- _WHAT NEEDS TO BE DONE_:
How many lines of these entries include the string "data"? State the number alone.
****************************************
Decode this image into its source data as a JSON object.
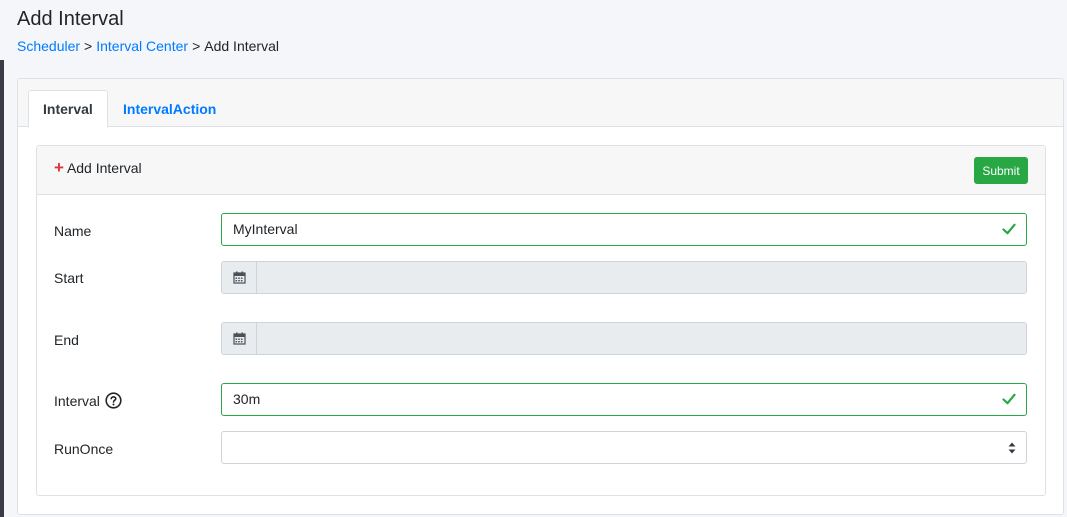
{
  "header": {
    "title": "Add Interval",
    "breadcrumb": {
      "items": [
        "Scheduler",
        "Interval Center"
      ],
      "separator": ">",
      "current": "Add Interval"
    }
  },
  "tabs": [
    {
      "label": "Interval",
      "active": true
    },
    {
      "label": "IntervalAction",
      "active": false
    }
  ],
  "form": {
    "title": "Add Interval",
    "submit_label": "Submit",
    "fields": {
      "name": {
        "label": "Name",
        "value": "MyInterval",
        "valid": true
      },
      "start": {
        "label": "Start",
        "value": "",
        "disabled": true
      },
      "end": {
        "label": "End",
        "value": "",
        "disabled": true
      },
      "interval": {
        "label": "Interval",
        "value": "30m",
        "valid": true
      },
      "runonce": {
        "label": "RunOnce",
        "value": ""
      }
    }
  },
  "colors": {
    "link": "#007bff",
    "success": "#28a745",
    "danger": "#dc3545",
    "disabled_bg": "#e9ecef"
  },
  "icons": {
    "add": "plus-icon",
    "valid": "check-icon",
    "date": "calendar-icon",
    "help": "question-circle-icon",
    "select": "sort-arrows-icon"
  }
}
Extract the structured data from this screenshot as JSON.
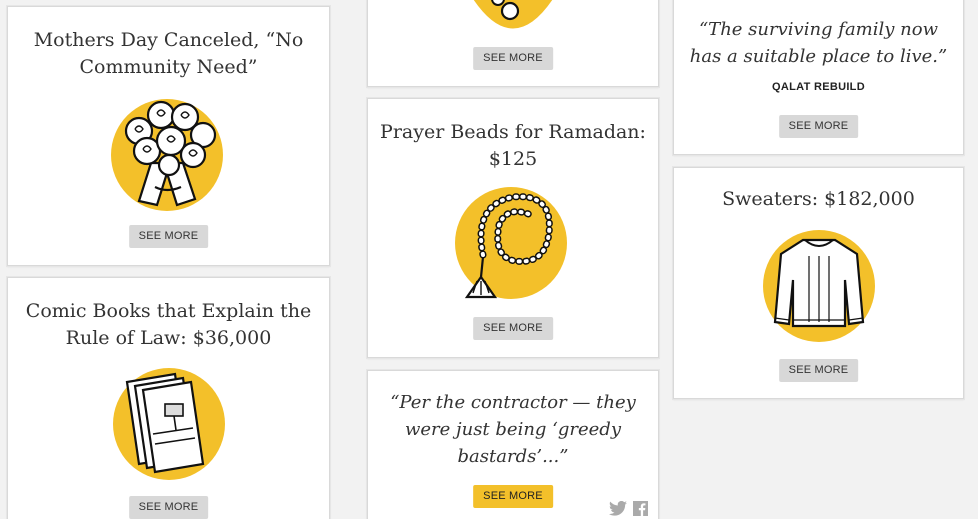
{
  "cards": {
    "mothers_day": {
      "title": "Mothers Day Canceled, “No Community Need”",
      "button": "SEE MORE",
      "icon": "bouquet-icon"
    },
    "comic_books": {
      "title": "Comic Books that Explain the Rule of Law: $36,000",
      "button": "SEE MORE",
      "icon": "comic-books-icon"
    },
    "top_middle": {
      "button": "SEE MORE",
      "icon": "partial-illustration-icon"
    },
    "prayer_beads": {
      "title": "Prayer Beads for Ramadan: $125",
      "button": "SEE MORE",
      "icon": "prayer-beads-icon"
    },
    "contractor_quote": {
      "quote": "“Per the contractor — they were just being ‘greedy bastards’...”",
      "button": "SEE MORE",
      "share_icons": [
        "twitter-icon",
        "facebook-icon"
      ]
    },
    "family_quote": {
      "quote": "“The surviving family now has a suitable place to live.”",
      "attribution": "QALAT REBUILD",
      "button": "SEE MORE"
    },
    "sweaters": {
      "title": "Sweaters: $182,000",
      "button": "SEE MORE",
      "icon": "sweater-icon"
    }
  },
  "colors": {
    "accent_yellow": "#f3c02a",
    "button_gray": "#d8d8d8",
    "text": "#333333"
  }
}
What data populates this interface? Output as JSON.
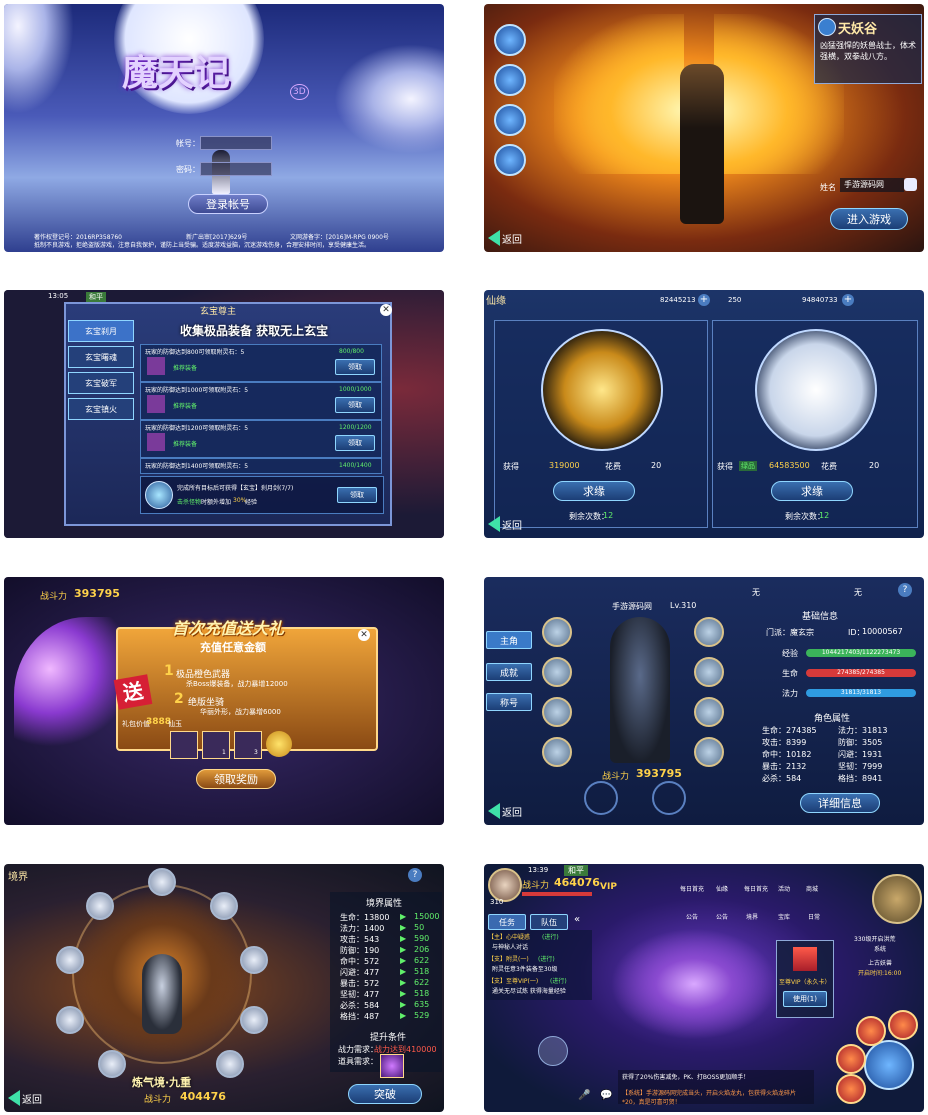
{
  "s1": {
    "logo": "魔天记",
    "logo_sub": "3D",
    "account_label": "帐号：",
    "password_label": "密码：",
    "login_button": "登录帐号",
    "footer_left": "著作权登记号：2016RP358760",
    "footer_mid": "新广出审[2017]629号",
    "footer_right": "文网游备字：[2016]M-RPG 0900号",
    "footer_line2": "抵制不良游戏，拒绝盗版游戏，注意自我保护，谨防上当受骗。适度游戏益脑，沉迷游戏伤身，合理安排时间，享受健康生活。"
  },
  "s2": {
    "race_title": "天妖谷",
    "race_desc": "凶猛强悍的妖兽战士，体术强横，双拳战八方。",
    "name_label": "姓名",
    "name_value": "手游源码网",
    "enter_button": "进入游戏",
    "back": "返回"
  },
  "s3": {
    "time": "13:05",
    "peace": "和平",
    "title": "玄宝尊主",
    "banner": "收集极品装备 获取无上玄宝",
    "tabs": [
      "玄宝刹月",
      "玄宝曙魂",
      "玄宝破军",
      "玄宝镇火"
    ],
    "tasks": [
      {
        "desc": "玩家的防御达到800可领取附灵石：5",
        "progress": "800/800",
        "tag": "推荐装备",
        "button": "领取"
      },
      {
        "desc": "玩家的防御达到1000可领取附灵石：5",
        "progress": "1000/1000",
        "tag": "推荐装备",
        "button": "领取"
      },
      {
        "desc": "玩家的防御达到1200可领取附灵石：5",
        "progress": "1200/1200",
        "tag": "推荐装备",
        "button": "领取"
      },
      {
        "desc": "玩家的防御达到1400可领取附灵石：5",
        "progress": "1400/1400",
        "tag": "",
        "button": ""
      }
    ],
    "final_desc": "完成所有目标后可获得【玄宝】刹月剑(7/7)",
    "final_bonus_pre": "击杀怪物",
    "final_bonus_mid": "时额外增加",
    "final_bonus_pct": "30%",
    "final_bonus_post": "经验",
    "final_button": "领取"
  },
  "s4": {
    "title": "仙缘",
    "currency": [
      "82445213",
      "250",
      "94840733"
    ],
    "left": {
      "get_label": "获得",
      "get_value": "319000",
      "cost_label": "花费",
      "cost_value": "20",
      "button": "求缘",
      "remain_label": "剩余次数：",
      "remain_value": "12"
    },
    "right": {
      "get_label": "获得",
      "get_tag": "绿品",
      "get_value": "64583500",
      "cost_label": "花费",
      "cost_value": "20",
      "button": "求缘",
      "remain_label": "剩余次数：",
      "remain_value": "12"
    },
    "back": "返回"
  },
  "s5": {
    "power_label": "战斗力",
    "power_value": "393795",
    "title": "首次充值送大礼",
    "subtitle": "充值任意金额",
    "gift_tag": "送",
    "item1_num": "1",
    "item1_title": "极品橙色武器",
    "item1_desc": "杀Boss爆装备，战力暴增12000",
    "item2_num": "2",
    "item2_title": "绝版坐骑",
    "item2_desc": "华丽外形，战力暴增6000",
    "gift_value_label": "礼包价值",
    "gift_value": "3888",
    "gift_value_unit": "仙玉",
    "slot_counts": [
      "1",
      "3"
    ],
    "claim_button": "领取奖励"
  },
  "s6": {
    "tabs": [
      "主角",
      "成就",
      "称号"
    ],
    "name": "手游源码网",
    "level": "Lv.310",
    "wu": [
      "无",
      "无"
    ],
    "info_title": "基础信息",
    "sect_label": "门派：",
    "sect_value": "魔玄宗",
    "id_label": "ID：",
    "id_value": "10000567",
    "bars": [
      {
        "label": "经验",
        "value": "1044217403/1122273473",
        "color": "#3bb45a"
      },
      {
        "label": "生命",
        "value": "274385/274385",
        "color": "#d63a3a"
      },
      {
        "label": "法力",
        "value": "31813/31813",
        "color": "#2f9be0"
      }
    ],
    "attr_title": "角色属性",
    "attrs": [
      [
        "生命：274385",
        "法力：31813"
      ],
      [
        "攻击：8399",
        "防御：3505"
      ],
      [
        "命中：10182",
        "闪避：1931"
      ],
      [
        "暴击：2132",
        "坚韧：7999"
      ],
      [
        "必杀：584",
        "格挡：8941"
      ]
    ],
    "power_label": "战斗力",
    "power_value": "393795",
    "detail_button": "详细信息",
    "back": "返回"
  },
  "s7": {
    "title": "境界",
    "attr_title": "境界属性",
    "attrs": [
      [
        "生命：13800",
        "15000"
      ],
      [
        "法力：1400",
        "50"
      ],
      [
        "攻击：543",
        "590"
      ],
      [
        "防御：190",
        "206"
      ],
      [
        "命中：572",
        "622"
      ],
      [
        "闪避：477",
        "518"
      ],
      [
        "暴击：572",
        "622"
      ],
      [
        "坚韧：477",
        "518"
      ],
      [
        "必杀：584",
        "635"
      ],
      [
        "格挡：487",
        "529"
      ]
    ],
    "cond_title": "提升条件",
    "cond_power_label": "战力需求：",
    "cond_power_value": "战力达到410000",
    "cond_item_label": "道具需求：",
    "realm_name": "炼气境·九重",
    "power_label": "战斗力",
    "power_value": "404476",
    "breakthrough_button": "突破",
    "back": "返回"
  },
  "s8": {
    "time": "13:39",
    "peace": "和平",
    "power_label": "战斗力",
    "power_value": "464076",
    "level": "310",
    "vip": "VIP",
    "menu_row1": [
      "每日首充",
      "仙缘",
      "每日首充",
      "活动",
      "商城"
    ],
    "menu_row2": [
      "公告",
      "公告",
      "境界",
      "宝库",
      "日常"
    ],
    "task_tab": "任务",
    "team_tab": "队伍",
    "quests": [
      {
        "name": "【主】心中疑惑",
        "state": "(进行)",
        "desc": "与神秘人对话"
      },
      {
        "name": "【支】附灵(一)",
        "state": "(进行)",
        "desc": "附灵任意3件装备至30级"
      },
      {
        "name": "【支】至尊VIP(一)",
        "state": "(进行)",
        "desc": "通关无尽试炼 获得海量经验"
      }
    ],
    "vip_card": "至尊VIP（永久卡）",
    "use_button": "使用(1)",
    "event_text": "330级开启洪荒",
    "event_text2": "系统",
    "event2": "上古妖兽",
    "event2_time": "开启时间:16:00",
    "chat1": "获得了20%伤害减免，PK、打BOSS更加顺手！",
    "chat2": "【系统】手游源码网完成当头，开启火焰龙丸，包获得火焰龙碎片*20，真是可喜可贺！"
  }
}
****************************************
- _TASK RESPONSE_:
3